Write out the full set of records below exactly.

[Collection entries]
* * * * *

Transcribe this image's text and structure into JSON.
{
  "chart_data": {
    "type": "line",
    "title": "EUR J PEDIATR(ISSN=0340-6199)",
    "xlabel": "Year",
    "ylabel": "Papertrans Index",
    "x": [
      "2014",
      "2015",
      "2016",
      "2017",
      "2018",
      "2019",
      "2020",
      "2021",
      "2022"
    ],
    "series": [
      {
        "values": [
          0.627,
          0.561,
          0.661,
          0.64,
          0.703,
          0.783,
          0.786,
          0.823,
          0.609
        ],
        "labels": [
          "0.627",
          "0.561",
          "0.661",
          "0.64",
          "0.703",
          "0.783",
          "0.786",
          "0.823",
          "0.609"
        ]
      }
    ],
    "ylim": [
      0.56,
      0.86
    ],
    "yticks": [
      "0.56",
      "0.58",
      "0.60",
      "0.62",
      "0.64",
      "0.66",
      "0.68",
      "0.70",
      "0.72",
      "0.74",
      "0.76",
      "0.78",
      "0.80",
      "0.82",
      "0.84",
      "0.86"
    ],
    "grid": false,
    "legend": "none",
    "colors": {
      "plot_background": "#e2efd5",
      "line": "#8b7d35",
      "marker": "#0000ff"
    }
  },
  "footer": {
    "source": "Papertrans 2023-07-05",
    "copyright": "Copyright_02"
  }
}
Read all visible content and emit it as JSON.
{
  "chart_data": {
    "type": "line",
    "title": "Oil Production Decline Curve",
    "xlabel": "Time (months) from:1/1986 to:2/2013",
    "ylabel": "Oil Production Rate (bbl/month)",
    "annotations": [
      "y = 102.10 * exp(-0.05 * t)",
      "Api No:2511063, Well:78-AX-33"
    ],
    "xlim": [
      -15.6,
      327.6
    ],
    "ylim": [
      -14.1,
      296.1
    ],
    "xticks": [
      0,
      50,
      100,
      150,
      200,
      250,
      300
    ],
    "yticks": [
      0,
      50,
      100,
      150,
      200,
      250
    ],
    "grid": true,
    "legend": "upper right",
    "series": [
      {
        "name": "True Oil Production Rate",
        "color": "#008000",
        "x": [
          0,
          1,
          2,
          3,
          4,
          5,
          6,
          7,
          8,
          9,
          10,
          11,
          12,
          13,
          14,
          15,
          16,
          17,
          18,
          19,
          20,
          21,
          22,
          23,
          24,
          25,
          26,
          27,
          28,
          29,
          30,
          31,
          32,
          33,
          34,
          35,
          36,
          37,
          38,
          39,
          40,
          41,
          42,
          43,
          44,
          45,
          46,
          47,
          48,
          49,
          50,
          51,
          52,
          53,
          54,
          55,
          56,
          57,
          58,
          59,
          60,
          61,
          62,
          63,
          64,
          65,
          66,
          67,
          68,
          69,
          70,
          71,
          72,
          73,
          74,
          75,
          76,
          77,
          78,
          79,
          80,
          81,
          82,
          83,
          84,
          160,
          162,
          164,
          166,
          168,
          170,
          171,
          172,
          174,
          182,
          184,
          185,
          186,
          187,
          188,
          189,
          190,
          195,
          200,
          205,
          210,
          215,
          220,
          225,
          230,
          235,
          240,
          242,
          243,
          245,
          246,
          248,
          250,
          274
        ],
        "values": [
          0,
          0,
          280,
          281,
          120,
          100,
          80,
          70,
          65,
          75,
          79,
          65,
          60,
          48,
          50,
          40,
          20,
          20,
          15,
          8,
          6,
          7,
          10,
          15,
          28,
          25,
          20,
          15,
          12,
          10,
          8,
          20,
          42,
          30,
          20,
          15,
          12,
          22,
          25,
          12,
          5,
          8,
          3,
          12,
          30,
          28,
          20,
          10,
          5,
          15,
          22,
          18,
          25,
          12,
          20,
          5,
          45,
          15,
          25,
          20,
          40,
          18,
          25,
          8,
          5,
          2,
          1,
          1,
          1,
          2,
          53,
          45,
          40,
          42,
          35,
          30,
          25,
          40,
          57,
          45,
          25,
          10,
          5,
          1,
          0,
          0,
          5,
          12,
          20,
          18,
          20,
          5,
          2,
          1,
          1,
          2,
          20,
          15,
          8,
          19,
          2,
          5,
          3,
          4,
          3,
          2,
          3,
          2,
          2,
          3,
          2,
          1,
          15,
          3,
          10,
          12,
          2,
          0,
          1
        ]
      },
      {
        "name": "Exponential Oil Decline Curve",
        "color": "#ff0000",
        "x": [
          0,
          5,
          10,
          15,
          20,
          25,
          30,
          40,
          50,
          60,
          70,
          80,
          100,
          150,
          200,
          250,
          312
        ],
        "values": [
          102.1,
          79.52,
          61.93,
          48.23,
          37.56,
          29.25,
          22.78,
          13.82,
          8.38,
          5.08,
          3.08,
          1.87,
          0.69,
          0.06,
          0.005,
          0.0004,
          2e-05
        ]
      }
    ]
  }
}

* * * * *

§ Exercise output
Transcribe this image's text and structure into JSON.
{
  "chart_data": {
    "type": "line",
    "title": "EUR J PEDIATR(ISSN=0340-6199)",
    "xlabel": "Year",
    "ylabel": "Papertrans Index",
    "x": [
      "2014",
      "2015",
      "2016",
      "2017",
      "2018",
      "2019",
      "2020",
      "2021",
      "2022"
    ],
    "series": [
      {
        "values": [
          0.627,
          0.561,
          0.661,
          0.64,
          0.703,
          0.783,
          0.786,
          0.823,
          0.609
        ],
        "labels": [
          "0.627",
          "0.561",
          "0.661",
          "0.64",
          "0.703",
          "0.783",
          "0.786",
          "0.823",
          "0.609"
        ]
      }
    ],
    "ylim": [
      0.56,
      0.86
    ],
    "yticks": [
      "0.56",
      "0.58",
      "0.60",
      "0.62",
      "0.64",
      "0.66",
      "0.68",
      "0.70",
      "0.72",
      "0.74",
      "0.76",
      "0.78",
      "0.80",
      "0.82",
      "0.84",
      "0.86"
    ],
    "grid": false,
    "legend": "none",
    "colors": {
      "plot_background": "#e2efd5",
      "line": "#8b7d35",
      "marker": "#0000ff"
    }
  },
  "footer": {
    "source": "Papertrans 2023-07-05",
    "copyright": "Copyright_02"
  }
}
Read all visible content and emit it as JSON.
{
  "chart_data": {
    "type": "line",
    "title": "Oil Production Decline Curve",
    "xlabel": "Time (months) from:1/1986 to:2/2013",
    "ylabel": "Oil Production Rate (bbl/month)",
    "annotations": [
      "y = 102.10 * exp(-0.05 * t)",
      "Api No:2511063, Well:78-AX-33"
    ],
    "xlim": [
      -15.6,
      327.6
    ],
    "ylim": [
      -14.1,
      296.1
    ],
    "xticks": [
      0,
      50,
      100,
      150,
      200,
      250,
      300
    ],
    "yticks": [
      0,
      50,
      100,
      150,
      200,
      250
    ],
    "grid": true,
    "legend": "upper right",
    "series": [
      {
        "name": "True Oil Production Rate",
        "color": "#008000",
        "x": [
          0,
          1,
          2,
          3,
          4,
          5,
          6,
          7,
          8,
          9,
          10,
          11,
          12,
          13,
          14,
          15,
          16,
          17,
          18,
          19,
          20,
          21,
          22,
          23,
          24,
          25,
          26,
          27,
          28,
          29,
          30,
          31,
          32,
          33,
          34,
          35,
          36,
          37,
          38,
          39,
          40,
          41,
          42,
          43,
          44,
          45,
          46,
          47,
          48,
          49,
          50,
          51,
          52,
          53,
          54,
          55,
          56,
          57,
          58,
          59,
          60,
          61,
          62,
          63,
          64,
          65,
          66,
          67,
          68,
          69,
          70,
          71,
          72,
          73,
          74,
          75,
          76,
          77,
          78,
          79,
          80,
          81,
          82,
          83,
          84,
          160,
          162,
          164,
          166,
          168,
          170,
          171,
          172,
          174,
          182,
          184,
          185,
          186,
          187,
          188,
          189,
          190,
          195,
          200,
          205,
          210,
          215,
          220,
          225,
          230,
          235,
          240,
          242,
          243,
          245,
          246,
          248,
          250,
          274
        ],
        "values": [
          0,
          0,
          280,
          281,
          120,
          100,
          80,
          70,
          65,
          75,
          79,
          65,
          60,
          48,
          50,
          40,
          20,
          20,
          15,
          8,
          6,
          7,
          10,
          15,
          28,
          25,
          20,
          15,
          12,
          10,
          8,
          20,
          42,
          30,
          20,
          15,
          12,
          22,
          25,
          12,
          5,
          8,
          3,
          12,
          30,
          28,
          20,
          10,
          5,
          15,
          22,
          18,
          25,
          12,
          20,
          5,
          45,
          15,
          25,
          20,
          40,
          18,
          25,
          8,
          5,
          2,
          1,
          1,
          1,
          2,
          53,
          45,
          40,
          42,
          35,
          30,
          25,
          40,
          57,
          45,
          25,
          10,
          5,
          1,
          0,
          0,
          5,
          12,
          20,
          18,
          20,
          5,
          2,
          1,
          1,
          2,
          20,
          15,
          8,
          19,
          2,
          5,
          3,
          4,
          3,
          2,
          3,
          2,
          2,
          3,
          2,
          1,
          15,
          3,
          10,
          12,
          2,
          0,
          1
        ]
      },
      {
        "name": "Exponential Oil Decline Curve",
        "color": "#ff0000",
        "x": [
          0,
          5,
          10,
          15,
          20,
          25,
          30,
          40,
          50,
          60,
          70,
          80,
          100,
          150,
          200,
          250,
          312
        ],
        "values": [
          102.1,
          79.52,
          61.93,
          48.23,
          37.56,
          29.25,
          22.78,
          13.82,
          8.38,
          5.08,
          3.08,
          1.87,
          0.69,
          0.06,
          0.005,
          0.0004,
          2e-05
        ]
      }
    ]
  }
}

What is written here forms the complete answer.